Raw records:
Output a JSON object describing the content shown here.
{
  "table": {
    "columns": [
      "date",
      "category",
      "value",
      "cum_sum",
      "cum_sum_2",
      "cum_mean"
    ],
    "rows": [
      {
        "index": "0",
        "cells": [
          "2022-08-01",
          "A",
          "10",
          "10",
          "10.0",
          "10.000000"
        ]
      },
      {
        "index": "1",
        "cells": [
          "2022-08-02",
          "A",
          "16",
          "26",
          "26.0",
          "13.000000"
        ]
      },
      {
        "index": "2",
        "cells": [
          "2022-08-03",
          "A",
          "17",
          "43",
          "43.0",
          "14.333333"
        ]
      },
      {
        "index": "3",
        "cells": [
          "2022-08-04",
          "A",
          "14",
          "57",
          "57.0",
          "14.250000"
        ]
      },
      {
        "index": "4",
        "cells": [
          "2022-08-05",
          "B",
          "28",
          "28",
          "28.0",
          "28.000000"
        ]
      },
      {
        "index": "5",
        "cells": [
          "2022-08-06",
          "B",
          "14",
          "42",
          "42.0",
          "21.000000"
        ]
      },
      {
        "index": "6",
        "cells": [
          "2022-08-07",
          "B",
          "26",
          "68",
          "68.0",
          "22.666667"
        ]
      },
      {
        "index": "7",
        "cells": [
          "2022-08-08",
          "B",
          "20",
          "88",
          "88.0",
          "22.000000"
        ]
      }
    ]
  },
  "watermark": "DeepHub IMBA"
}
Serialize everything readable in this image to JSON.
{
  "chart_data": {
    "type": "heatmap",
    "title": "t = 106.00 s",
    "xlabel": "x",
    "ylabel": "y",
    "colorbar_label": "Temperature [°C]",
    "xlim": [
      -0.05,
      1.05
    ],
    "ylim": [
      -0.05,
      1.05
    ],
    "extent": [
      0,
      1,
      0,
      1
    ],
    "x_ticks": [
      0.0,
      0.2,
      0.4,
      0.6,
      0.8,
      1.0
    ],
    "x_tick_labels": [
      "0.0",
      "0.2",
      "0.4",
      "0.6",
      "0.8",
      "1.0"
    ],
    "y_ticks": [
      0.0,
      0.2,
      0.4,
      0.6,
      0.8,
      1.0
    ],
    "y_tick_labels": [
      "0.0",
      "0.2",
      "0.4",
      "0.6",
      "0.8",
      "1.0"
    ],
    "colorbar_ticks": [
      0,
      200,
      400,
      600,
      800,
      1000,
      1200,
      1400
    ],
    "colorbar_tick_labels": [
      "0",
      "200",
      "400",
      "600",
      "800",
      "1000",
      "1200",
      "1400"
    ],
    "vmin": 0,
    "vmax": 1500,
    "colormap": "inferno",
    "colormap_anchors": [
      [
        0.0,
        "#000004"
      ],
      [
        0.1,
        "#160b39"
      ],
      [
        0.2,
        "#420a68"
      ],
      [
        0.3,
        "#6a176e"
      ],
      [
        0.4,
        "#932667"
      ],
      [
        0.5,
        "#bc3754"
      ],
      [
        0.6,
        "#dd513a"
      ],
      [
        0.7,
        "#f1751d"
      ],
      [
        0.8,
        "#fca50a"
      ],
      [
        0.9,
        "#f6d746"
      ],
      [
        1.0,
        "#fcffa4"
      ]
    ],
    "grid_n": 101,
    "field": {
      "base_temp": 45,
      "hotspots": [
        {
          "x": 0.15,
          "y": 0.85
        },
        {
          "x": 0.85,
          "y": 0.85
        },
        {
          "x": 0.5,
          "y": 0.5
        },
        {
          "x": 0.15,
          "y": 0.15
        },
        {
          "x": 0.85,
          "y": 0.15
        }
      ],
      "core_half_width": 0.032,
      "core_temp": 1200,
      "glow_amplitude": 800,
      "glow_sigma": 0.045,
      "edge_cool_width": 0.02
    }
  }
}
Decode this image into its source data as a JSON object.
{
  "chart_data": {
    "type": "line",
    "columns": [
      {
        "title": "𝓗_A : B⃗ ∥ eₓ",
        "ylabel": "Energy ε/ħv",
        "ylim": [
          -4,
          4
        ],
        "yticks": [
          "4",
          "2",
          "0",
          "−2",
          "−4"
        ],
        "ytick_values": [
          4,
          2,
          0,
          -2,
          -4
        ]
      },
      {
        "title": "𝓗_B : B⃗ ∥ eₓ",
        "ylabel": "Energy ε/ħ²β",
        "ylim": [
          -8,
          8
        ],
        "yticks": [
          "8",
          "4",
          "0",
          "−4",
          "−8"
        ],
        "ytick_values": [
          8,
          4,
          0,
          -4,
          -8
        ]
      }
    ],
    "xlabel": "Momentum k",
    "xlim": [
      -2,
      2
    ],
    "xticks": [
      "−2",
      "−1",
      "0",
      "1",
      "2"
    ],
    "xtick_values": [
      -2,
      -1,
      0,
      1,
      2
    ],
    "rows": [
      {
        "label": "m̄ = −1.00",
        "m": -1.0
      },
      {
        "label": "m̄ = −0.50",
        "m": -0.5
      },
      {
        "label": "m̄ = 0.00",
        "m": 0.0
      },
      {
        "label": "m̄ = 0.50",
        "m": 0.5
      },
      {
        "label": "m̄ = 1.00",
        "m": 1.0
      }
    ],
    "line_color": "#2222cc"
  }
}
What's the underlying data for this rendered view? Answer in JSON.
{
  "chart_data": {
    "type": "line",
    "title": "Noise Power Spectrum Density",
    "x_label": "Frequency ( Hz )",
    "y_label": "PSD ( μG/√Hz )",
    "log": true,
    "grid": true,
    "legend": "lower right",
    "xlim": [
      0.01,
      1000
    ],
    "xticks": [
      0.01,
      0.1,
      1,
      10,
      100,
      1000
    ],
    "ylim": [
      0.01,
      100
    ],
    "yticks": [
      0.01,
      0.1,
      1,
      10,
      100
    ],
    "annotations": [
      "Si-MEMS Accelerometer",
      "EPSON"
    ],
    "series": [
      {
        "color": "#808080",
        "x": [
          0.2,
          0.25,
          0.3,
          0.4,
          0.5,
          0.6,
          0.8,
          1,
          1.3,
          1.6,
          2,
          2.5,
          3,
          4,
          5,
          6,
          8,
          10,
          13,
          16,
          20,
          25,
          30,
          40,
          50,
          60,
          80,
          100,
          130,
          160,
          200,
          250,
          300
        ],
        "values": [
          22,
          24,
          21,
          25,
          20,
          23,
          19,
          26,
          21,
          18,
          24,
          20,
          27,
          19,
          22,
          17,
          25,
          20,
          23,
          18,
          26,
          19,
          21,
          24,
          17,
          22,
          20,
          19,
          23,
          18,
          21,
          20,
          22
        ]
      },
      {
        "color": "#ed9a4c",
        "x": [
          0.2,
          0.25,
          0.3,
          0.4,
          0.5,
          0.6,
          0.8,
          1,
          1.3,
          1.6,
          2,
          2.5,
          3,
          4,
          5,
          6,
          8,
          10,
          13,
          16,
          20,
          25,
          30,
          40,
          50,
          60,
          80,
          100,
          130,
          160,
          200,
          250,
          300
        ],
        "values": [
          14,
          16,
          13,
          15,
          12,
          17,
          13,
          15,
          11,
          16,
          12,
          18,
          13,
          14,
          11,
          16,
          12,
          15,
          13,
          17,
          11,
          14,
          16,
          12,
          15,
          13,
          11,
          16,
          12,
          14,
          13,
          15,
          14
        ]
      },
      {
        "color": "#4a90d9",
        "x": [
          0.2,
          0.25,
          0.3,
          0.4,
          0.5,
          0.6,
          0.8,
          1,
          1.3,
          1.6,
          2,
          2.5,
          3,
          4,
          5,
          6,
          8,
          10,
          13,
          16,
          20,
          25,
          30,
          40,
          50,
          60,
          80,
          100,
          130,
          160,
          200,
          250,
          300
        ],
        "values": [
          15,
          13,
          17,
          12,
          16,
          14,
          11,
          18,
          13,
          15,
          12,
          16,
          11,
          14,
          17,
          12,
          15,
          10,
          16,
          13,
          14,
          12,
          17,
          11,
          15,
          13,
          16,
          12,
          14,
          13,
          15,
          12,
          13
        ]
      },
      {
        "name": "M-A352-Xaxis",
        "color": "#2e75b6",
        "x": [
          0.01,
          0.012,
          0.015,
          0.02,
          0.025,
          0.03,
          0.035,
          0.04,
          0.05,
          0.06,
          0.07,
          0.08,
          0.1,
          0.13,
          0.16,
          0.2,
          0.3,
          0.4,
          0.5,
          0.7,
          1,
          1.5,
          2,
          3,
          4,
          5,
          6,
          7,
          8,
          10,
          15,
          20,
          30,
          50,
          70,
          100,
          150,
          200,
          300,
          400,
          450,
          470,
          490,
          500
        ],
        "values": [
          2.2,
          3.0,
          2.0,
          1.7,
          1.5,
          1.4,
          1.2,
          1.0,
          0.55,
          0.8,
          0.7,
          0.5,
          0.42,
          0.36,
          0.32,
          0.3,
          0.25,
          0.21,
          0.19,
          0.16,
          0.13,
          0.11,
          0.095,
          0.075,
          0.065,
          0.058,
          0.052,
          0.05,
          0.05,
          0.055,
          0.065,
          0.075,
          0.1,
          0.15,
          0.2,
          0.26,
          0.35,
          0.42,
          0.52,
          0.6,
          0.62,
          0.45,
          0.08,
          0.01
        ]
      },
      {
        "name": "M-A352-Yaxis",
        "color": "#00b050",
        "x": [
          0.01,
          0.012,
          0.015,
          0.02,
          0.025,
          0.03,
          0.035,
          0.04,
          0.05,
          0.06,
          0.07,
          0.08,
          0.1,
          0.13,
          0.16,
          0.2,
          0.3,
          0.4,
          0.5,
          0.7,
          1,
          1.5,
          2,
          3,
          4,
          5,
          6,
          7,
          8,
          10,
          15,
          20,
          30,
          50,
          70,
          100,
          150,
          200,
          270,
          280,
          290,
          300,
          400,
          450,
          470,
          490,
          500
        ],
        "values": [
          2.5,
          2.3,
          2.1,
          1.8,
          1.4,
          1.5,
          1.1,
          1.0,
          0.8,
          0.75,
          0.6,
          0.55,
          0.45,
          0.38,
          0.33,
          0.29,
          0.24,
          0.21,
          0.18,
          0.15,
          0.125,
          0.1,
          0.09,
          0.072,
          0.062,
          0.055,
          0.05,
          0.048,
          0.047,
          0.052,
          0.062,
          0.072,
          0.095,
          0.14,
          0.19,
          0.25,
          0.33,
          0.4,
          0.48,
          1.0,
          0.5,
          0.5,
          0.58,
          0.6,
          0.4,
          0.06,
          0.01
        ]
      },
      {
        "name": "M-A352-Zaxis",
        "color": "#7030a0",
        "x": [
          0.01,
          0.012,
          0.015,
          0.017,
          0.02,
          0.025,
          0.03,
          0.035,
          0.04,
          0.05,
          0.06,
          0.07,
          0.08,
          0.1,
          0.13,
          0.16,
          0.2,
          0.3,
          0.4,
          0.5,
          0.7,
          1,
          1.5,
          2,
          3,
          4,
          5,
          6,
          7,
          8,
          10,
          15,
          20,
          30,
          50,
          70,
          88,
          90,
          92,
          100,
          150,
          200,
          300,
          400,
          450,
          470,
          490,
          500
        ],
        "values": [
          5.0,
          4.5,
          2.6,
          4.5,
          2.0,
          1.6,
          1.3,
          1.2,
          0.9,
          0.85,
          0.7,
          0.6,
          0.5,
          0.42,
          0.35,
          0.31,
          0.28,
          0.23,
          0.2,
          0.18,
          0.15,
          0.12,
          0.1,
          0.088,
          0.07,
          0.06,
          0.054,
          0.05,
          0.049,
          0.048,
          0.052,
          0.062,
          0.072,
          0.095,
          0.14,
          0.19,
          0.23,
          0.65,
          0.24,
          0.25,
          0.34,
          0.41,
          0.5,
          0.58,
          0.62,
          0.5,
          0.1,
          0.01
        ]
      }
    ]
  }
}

TASK INSTRUCTIONS.
Check the data for the word "title" and pull out the lines that have it.

ANSWER TO THE EXERCISE.
    "title": "t = 106.00 s",
        "title": "𝓗_A : B⃗ ∥ eₓ",
        "title": "𝓗_B : B⃗ ∥ eₓ",
    "title": "Noise Power Spectrum Density",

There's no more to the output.